> **ELENCO DEI COMPITI**
A – Secondo l'articolo sulla Pacem in terris, in che giorno fu promulgata l'enciclica?
B – Riporta fedelmente il passo dell'articolo sulla Pacem in terris che si apre con le parole contenenti "Insomma: una enciclica" e si chiude con "mondiali del ’900.".
C – Scrivi il seguito dell'articolo sulla Pacem in terris, riprendendo dopo l'ultima frase riportata.

> **ESTRATTO DEL DOCUMENTO**
##############################
· Città del Vaticano ·

Sessant’anni fa Giovanni XXIII firmava la «Pacem in terris»
Papa Roncalli promulgò il testo dello storico documento il Giovedì santo del 1963

«In pienissima risonanza
col mio spirito»

gisotti.jpg
08 aprile 2023

«Ho poi consacrato tutto il Vespero, circa tre ore nella lettura della enciclica di Pasqua in preparazione, fattami da mgr. Pavan: “La pace fra gli uomini nell’ordine stabilito da Dio e cioè: nella verità, nella giustizia, nell’amore, nella libertà”. Manoscritto di 111 pagine dattilografate. Ho letto tutto, solo, con calma e minutissimamente: e lo trovo lavoro assai bene congegnato e ben fatto. L’ultima parte poi: “Richiami Pastorali” in pienissima risonanza col mio spirito. Comincio a pregare per la efficacia di questo documento, che spero uscirà a Pasqua e sarà motivo di grande edificazione». Così Giovanni xxiii — già gravemente malato — scriveva il 7 gennaio ’63, affidando al diario un auspicio realizzatosi solo in parte.

Sì, perché se l’enciclica poi intitolata Pacem in terris e indirizzata per la prima volta anche «a tutti gli uomini di buona volontà», venne promulgata nei tempi desiderati, l’11 aprile successivo, giovedì santo — e persino firmata due giorni prima davanti alle telecamere — sessant’anni dopo deve essere ancora recepita nelle sue ferme indicazioni. Quelle delineanti il disegno di un nuovo ordine mondiale fondato sui «valori di verità, giustizia, solidarietà e libertà», e di una pace «anelito profondo degli esseri umani di tutti i tempi», immaginata non solo come assenza di guerra, bensì come traguardo di un processo educativo, spirituale, politico, economico. Infatti non solo si continua a «far fare» guerre, e non cessano le violazioni di diritti elementari e della dignità umana, termine ricorrente più di trenta volte nell’enciclica. Non solo vengono ignorati gli appelli a diffondere una cultura della nonviolenza che invece — ricorda Papa Francesco — «praticata con decisione e coerenza ha prodotto risultati impressionanti», ma si rivelano carta straccia pure accordi e patti sottoscritti formalmente da non pochi governi.

Insomma: una enciclica viva e incompiuta. Restando di fatto disatteso quell’impegno permanente per la pace e per quel bene comune che «costituisce la stessa ragione di essere dei poteri pubblici», raccomandato in quello che è l’ultimo dono di un grande seminatore di pace, con tante esperienze vissute tra Oriente e Occidente, anche come testimone dei due conflitti mondiali del ’900.
##############################
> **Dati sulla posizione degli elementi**
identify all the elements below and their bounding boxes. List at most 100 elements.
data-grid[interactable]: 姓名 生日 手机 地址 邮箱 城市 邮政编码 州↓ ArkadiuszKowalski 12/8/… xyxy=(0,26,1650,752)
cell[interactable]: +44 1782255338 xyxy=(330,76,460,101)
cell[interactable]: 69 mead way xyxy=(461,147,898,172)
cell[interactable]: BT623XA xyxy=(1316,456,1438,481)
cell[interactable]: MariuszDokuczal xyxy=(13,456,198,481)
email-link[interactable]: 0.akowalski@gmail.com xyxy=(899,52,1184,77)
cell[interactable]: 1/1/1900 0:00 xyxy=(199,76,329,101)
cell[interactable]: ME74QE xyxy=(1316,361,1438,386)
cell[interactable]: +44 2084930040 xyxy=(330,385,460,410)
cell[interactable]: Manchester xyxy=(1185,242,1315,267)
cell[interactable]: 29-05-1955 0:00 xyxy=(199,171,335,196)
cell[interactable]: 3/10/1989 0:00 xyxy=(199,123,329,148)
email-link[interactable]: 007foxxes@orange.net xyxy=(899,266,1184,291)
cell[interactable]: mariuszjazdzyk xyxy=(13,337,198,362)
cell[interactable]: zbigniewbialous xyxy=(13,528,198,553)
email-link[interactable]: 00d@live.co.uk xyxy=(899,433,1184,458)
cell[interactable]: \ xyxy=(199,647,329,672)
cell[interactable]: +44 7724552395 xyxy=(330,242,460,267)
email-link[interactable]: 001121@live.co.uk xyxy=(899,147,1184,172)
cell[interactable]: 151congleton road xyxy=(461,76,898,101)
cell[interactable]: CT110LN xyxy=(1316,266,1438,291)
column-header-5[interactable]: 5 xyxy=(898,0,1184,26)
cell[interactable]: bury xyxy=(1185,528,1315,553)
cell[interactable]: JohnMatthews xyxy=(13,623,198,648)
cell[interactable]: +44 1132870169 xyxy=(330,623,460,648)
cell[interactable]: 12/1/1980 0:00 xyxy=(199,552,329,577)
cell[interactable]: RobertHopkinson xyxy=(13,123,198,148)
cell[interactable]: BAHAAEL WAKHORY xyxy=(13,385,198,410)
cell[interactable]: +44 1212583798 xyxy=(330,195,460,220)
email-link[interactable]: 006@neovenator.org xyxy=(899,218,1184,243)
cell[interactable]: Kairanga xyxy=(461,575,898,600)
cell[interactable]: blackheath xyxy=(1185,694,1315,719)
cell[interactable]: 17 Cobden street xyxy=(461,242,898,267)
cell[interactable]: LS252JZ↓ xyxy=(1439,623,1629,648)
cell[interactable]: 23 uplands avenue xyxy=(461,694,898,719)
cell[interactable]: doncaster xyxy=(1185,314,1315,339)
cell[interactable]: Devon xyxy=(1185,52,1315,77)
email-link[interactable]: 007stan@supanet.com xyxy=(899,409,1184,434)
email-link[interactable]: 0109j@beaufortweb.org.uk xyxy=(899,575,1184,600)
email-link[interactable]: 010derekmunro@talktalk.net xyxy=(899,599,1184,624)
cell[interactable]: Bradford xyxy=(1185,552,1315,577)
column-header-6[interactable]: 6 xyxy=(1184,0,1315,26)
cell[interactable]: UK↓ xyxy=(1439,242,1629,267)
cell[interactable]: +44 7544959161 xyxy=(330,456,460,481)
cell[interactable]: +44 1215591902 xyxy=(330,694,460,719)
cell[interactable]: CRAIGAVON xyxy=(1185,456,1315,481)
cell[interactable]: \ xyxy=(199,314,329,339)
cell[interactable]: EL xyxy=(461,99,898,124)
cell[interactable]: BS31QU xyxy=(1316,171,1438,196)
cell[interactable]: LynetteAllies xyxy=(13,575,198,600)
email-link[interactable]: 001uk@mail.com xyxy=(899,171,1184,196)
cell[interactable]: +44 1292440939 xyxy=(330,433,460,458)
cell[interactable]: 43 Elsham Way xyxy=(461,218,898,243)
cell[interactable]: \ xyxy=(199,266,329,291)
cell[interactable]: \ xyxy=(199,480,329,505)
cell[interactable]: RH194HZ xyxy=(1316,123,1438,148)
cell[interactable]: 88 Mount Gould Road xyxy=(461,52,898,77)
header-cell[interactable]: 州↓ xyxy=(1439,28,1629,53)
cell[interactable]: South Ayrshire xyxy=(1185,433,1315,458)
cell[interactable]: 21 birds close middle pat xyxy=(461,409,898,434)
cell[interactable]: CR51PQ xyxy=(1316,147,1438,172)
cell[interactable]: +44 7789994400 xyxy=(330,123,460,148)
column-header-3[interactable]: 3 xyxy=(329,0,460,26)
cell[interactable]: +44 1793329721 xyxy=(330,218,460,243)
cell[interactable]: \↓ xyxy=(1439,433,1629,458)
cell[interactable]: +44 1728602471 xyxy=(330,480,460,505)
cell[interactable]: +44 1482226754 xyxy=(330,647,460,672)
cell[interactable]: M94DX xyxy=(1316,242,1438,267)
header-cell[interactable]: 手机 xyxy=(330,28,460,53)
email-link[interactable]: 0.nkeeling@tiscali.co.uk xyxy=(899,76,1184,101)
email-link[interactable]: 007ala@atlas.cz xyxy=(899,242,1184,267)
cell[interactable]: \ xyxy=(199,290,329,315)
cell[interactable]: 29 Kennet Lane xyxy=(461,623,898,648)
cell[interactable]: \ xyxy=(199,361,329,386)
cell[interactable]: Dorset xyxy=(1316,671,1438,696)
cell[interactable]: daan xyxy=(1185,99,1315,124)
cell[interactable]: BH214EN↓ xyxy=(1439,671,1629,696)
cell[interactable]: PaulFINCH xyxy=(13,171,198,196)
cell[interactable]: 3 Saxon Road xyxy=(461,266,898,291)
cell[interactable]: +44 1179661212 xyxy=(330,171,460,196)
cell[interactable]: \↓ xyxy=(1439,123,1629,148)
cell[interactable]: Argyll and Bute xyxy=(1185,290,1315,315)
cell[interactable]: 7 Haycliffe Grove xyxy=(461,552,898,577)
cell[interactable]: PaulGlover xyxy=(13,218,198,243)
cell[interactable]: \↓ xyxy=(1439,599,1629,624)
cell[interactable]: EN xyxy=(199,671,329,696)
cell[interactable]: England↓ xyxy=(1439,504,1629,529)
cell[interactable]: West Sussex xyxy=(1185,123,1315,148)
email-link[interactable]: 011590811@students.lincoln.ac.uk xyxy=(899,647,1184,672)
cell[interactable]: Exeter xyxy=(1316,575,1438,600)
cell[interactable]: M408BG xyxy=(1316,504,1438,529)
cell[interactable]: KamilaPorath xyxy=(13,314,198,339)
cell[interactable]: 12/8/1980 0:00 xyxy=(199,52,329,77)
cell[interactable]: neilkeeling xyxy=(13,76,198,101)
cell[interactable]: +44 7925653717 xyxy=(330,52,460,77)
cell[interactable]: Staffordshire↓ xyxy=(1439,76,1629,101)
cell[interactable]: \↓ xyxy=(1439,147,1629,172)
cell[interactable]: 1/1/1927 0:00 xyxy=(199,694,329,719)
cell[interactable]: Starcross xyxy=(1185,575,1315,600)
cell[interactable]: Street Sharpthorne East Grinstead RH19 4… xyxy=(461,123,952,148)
##############################
> **RISPOSTE PER COMPITO**
A – L'11 aprile 1963, giovedì santo.

B –
Insomma: una enciclica viva e incompiuta. Restando di fatto disatteso quell’impegno permanente per la pace e per quel bene comune che «costituisce la stessa ragione di essere dei poteri pubblici», raccomandato in quello che è l’ultimo dono di un grande seminatore di pace, con tante esperienze vissute tra Oriente e Occidente, anche come testimone dei due conflitti mondiali del ’900.

C –
Pacem in terris era germinata già durante la crisi dei missili di Cuba, quando l’ottobre ’62 aveva visto Papa Roncalli — nei giorni in cui si apriva il Concilio — protagonista di un appello per la pace accolto da Kennedy e Kruscev in un mondo sull’orlo di una guerra nucleare. A immaginare un testo per dare forma a quell’impegno, sin dal novembre ’62, Pietro Pavan, un sacerdote esperto di dottrina sociale della Chiesa che tanta parte ebbe nella stesura circolata dal gennaio successivo fra gli esperti, e rimasta quasi invariata nella sua forza profetica se non in alcuni punti allora rimossi (ad esempio l’obiezione di coscienza), ma ripristinati di lì a poco dalla forza di alcuni profeti e dall’impegno di piccole comunità.

In ogni caso, punto principale dell’enciclica quello in cui si ritiene irrazionale («alienum a ratione») — dopo l’avvento del nucleare — la stessa idea di risolvere le controversie col ricorso alle armi. Non senza indicare prospettive concernenti la costruzione della pace, e di un «disarmo integrale» che investe «anche gli spiriti».

E se a lungo la Chiesa aveva insegnato che la guerra era ammessa come legittima difesa, ecco Pacem in terris affermare che lo squilibrio fra mezzi a disposizione (armi atomiche) e finalità (ripristino di diritti violati) rende impossibile continuare su questa linea. Insomma: senza farne il nome: basta con la «guerra giusta». E — questo — detto con parole aderenti al Vangelo, fiduciose nei percorsi attenti alla promozione dei diritti umani, al riparo dagli urti delle ideologie responsabili della cultura dello scarto con le forme più diverse di sfruttamento ed emarginazione.

Ma non è tutto. Perché Pacem in terris resta pure l’enciclica che invita a «mai confondere l’errore con l’errante»; a riconoscere «gli incontri e le intese, nei vari settori dell’ordine temporale, fra credenti e quanti non credono» quale occasione «per scoprire la verità e renderle omaggio». E che dichiara «non si possono neppure identificare false dottrine filosofiche sulla natura, l’origine e il destino dell’universo e dell’uomo, con movimenti storici a finalità economiche, sociali, culturali e politiche».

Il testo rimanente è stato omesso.